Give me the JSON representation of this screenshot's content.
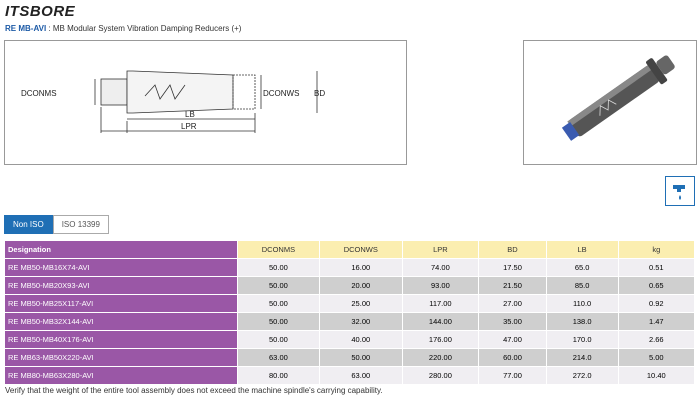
--
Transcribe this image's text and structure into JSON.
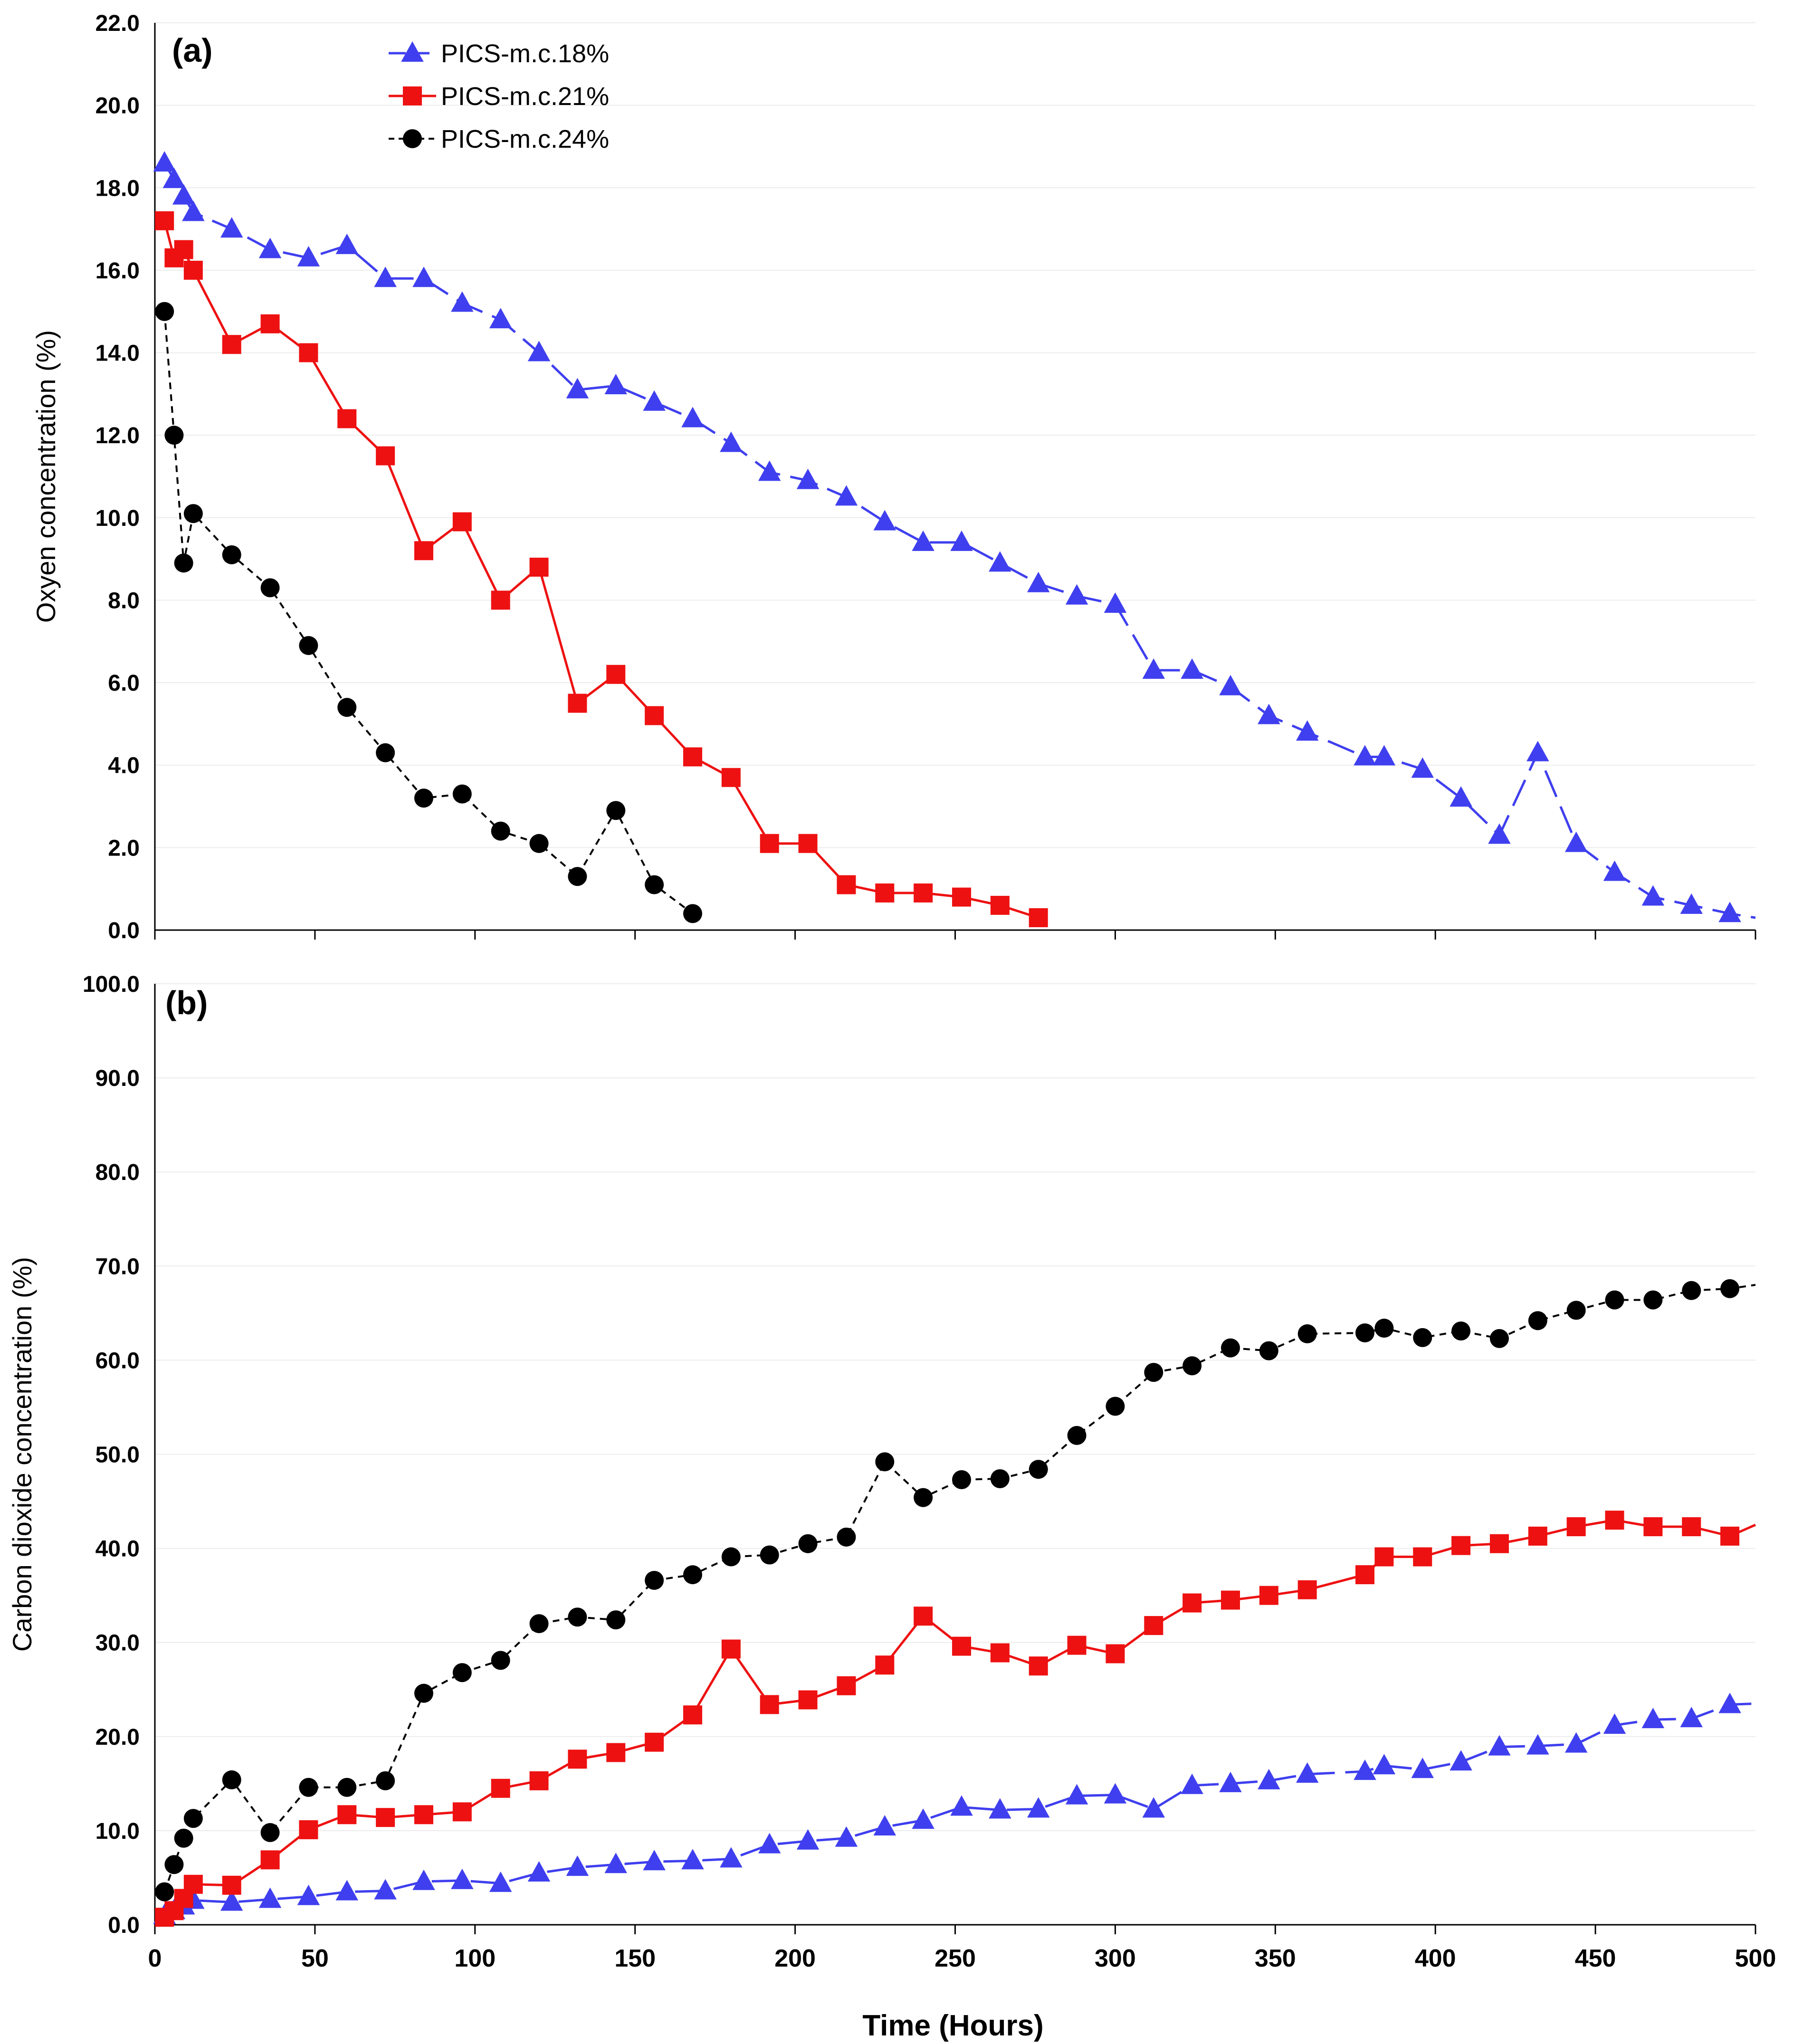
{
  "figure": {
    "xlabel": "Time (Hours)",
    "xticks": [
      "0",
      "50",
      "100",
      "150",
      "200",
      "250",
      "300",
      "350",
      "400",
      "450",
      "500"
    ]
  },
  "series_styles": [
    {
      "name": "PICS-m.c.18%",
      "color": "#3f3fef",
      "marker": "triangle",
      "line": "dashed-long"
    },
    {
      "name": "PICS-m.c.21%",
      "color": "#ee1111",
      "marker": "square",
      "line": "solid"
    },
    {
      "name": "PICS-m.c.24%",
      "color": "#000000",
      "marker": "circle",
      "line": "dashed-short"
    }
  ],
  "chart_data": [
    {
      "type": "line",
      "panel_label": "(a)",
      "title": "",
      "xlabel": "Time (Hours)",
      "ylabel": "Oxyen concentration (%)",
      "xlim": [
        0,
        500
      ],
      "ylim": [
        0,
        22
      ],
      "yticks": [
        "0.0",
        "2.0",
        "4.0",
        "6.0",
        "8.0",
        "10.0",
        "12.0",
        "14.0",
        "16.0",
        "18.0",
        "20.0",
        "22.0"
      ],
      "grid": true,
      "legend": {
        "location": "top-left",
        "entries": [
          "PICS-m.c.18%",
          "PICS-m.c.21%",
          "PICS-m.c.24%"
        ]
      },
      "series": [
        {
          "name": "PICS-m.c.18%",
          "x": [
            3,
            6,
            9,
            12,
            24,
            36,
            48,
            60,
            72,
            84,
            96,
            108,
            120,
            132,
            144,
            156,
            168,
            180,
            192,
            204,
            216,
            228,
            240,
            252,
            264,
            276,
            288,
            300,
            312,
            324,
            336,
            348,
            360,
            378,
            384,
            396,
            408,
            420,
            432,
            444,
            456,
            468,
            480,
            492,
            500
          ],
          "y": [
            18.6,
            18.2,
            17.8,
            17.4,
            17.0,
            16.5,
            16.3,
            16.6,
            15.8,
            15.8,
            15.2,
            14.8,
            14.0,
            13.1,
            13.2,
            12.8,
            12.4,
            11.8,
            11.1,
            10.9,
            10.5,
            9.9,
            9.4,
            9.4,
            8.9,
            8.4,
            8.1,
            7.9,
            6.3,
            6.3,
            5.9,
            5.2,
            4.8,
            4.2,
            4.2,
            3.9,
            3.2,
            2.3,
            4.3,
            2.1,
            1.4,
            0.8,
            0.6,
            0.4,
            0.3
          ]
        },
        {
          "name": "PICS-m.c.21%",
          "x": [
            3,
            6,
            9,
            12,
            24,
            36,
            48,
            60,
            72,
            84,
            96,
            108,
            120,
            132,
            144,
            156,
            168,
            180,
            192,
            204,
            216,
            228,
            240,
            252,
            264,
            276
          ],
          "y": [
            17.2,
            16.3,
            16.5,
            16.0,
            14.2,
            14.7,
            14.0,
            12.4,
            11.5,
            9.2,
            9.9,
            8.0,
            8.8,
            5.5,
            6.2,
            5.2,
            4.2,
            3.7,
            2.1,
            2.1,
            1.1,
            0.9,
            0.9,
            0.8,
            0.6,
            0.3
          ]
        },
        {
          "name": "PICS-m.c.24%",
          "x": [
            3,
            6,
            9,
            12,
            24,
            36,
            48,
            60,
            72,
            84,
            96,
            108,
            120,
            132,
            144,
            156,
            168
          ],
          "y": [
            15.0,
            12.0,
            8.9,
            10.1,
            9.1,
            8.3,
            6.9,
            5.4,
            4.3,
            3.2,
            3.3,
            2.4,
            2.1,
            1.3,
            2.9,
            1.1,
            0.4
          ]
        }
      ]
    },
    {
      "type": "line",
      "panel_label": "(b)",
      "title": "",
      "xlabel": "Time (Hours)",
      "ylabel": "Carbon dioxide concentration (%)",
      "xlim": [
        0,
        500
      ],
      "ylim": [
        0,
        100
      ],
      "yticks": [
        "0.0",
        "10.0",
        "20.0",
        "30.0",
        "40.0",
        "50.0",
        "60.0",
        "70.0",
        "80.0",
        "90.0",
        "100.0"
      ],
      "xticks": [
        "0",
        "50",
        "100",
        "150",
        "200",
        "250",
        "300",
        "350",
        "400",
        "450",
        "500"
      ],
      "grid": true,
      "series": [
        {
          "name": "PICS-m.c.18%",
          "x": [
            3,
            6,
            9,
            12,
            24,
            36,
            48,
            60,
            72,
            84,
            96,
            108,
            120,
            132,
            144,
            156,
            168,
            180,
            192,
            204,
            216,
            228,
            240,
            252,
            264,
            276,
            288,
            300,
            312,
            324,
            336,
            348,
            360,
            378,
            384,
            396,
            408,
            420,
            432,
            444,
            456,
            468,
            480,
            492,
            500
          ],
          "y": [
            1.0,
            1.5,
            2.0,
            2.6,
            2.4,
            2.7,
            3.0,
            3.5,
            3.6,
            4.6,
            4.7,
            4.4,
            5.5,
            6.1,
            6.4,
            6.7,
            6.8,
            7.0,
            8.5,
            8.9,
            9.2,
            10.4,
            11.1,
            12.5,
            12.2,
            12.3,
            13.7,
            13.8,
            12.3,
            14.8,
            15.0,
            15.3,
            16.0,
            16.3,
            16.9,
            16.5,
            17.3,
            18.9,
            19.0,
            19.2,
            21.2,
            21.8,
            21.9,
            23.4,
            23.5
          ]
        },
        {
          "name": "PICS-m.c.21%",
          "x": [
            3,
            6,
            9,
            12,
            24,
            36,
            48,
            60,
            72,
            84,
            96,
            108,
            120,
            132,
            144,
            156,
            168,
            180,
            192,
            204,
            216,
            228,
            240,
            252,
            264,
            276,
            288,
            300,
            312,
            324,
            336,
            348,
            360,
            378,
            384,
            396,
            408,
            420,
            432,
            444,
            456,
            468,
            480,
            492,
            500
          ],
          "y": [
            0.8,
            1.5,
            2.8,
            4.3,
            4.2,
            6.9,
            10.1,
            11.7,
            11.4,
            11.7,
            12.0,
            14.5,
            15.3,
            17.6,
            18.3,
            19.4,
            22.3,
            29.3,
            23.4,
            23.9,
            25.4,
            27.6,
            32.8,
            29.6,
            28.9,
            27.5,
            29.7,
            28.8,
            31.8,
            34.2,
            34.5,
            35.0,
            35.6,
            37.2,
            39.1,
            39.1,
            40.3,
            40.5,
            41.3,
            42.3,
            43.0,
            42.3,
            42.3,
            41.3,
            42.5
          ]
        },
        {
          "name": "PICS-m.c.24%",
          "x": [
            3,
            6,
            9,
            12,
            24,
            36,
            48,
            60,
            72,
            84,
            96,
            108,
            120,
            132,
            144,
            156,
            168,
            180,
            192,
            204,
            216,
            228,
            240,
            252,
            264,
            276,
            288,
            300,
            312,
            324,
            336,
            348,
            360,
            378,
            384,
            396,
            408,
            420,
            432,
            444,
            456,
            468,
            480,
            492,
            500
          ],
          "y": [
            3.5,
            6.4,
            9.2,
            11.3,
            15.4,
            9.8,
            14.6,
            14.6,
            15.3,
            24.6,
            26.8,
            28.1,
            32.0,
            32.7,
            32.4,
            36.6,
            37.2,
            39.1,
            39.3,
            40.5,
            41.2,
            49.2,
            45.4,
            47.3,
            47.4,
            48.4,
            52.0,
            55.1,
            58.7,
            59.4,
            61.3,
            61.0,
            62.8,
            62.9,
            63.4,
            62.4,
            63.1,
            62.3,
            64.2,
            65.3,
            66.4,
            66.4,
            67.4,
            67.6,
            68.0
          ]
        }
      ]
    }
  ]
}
--
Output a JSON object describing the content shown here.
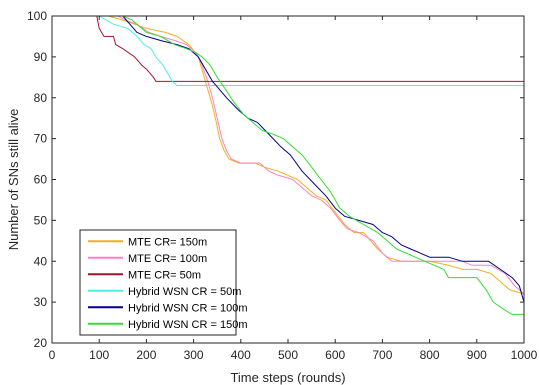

**What the task requires:** Select the lines that carry the string "content" and copy them.

**Exercise answer:**
Give me the JSON representation of this screenshot's content.
Output a JSON object describing the content shown here.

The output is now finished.